Transcribe the records that follow exactly. Skip the pictures.

________________

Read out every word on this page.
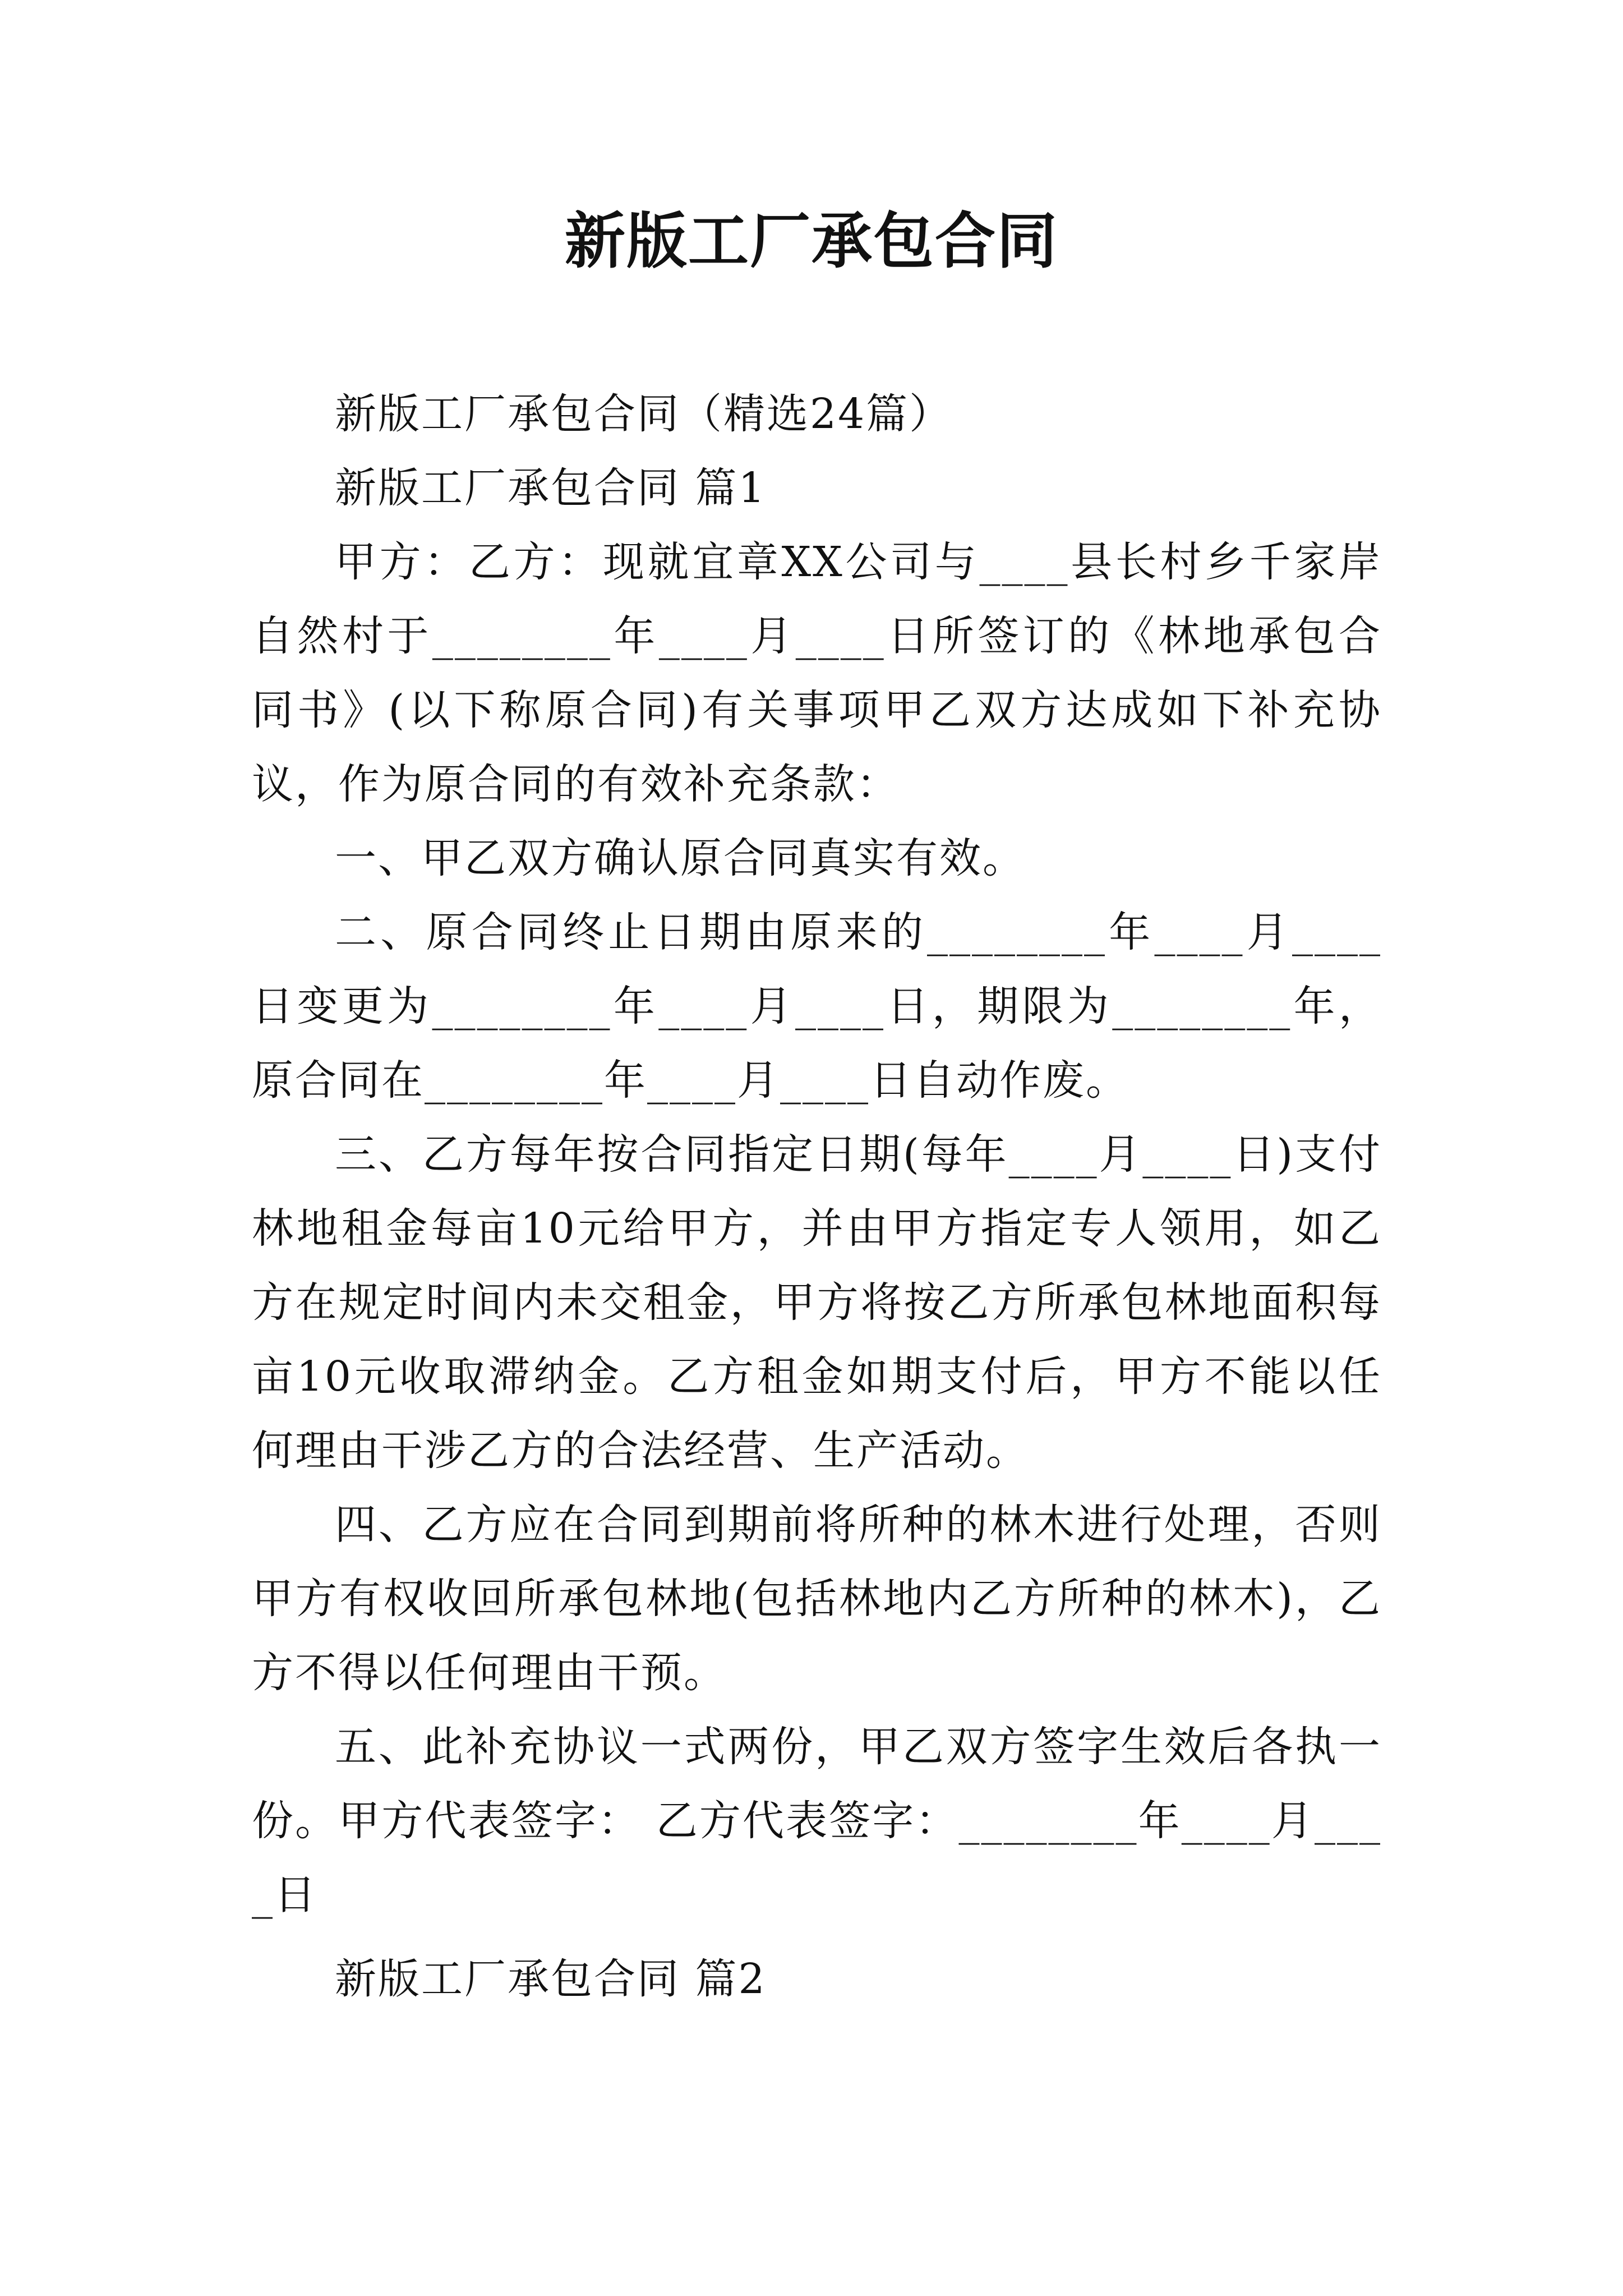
新版工厂承包合同

新版工厂承包合同（精选24篇）

新版工厂承包合同 篇1

甲方：乙方：现就宜章XX公司与____县长村乡千家岸自然村于________年____月____日所签订的《林地承包合同书》(以下称原合同)有关事项甲乙双方达成如下补充协议，作为原合同的有效补充条款：

一、甲乙双方确认原合同真实有效。

二、原合同终止日期由原来的________年____月____日变更为________年____月____日，期限为________年，原合同在________年____月____日自动作废。

三、乙方每年按合同指定日期(每年____月____日)支付林地租金每亩10元给甲方，并由甲方指定专人领用，如乙方在规定时间内未交租金，甲方将按乙方所承包林地面积每亩10元收取滞纳金。乙方租金如期支付后，甲方不能以任何理由干涉乙方的合法经营、生产活动。

四、乙方应在合同到期前将所种的林木进行处理，否则甲方有权收回所承包林地(包括林地内乙方所种的林木)，乙方不得以任何理由干预。

五、此补充协议一式两份，甲乙双方签字生效后各执一份。甲方代表签字： 乙方代表签字：________年____月____日

新版工厂承包合同 篇2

________________

## [SOLUTION]
Read out every word on this page.
新版工厂承包合同

新版工厂承包合同（精选24篇）

新版工厂承包合同 篇1

甲方：乙方：现就宜章XX公司与____县长村乡千家岸自然村于________年____月____日所签订的《林地承包合同书》(以下称原合同)有关事项甲乙双方达成如下补充协议，作为原合同的有效补充条款：

一、甲乙双方确认原合同真实有效。

二、原合同终止日期由原来的________年____月____日变更为________年____月____日，期限为________年，原合同在________年____月____日自动作废。

三、乙方每年按合同指定日期(每年____月____日)支付林地租金每亩10元给甲方，并由甲方指定专人领用，如乙方在规定时间内未交租金，甲方将按乙方所承包林地面积每亩10元收取滞纳金。乙方租金如期支付后，甲方不能以任何理由干涉乙方的合法经营、生产活动。

四、乙方应在合同到期前将所种的林木进行处理，否则甲方有权收回所承包林地(包括林地内乙方所种的林木)，乙方不得以任何理由干预。

五、此补充协议一式两份，甲乙双方签字生效后各执一份。甲方代表签字： 乙方代表签字：________年____月____日

新版工厂承包合同 篇2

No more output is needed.